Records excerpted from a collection
[START]
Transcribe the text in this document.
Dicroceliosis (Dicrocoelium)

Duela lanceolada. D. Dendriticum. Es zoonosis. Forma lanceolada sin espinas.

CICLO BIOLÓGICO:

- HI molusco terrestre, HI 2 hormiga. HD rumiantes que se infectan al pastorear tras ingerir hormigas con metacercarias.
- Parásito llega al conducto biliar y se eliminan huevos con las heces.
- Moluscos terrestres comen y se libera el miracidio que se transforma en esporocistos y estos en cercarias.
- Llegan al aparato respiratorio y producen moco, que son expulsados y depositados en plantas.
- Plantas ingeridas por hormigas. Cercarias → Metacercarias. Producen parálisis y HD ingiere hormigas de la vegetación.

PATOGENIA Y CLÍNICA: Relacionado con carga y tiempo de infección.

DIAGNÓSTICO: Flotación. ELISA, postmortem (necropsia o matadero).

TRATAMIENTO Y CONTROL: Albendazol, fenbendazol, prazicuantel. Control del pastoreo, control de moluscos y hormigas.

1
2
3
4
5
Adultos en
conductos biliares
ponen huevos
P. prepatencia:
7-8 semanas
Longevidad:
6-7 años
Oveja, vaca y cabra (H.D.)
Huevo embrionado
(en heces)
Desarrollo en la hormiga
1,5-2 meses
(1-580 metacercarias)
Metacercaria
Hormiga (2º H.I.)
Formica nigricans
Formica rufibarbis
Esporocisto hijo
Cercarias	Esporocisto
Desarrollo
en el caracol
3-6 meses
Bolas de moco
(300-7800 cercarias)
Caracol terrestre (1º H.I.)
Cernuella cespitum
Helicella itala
[END]
Find every line in the records above that contains the word "Formica", and copy each one.

Formica nigricans
Formica rufibarbis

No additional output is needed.